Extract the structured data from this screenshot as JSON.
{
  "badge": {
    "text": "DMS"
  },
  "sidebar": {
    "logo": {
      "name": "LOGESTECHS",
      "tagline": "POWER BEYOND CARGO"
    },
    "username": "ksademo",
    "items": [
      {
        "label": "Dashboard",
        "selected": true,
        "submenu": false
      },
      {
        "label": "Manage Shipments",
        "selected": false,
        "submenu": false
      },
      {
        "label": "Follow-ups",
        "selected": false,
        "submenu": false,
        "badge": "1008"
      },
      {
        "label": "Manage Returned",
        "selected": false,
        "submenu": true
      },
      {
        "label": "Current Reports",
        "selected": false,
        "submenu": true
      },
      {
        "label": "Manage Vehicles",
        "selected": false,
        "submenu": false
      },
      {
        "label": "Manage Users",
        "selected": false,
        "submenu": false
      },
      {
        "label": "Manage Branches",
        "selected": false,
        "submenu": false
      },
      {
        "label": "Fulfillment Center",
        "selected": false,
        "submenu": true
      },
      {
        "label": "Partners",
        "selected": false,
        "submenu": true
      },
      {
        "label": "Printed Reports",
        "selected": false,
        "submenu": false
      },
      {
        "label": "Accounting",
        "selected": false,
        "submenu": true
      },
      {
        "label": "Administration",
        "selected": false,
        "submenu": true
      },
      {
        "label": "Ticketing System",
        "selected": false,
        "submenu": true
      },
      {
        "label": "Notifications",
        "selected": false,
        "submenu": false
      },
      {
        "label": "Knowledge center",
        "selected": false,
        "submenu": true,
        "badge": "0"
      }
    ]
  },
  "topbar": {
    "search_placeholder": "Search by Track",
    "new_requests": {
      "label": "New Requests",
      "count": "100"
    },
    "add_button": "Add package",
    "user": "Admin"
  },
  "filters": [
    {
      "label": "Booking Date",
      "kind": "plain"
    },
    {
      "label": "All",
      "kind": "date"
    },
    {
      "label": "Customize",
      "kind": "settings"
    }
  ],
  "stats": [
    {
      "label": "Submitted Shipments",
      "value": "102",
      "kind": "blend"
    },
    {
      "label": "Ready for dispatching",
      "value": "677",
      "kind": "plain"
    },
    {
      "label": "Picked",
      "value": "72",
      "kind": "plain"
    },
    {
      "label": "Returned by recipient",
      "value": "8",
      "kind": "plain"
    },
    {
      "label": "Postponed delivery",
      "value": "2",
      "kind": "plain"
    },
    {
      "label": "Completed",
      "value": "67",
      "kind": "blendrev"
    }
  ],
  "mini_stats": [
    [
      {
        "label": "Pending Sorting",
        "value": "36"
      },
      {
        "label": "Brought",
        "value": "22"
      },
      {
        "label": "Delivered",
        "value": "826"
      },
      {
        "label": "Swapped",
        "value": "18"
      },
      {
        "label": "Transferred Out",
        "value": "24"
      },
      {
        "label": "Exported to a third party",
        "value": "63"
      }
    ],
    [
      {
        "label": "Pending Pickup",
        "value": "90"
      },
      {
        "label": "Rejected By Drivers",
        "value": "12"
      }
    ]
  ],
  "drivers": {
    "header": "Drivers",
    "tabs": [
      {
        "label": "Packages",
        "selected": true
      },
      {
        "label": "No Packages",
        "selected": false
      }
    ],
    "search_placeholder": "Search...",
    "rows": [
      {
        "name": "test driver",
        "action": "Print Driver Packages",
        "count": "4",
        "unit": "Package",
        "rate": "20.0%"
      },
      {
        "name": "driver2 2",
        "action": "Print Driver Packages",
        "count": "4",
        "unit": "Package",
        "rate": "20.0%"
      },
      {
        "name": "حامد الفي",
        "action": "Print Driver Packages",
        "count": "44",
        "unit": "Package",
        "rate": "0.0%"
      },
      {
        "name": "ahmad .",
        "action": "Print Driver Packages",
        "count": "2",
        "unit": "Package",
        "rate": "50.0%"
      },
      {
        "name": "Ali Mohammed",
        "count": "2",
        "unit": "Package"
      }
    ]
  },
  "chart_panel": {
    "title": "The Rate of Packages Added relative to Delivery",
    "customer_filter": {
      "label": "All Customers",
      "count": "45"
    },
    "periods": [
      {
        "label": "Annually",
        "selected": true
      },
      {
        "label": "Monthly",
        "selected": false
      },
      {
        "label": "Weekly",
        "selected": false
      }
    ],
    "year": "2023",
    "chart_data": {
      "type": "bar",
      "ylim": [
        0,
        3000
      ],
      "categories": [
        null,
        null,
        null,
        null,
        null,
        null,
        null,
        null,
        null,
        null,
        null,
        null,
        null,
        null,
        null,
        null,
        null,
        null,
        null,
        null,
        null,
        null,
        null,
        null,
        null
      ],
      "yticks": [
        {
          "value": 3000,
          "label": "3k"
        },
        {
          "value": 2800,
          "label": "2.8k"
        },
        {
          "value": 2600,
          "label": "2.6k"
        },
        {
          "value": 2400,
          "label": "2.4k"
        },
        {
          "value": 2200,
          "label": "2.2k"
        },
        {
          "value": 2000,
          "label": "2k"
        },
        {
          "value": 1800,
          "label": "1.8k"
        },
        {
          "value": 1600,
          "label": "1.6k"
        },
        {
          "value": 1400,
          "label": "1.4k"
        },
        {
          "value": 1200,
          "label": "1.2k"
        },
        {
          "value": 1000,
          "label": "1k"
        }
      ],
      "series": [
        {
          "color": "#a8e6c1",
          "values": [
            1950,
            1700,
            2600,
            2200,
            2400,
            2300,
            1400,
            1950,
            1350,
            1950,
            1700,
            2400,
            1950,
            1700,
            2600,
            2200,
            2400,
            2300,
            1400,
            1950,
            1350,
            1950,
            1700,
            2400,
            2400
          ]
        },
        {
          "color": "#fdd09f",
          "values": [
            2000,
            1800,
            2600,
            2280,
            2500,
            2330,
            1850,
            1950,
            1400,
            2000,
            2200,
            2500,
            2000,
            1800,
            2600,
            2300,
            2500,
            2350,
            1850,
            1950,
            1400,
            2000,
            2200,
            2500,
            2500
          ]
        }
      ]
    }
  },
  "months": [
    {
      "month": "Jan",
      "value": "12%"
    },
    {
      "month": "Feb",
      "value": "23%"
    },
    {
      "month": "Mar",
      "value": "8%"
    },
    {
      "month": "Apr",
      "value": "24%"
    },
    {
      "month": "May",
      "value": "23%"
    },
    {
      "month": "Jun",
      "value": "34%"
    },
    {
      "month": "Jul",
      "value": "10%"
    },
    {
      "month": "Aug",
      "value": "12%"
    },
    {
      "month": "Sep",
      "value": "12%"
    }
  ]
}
━━━
## Problem to solve
Tally the lines in the entries above that hold the word "Manage". Reply with nothing but that count.

## Written response
5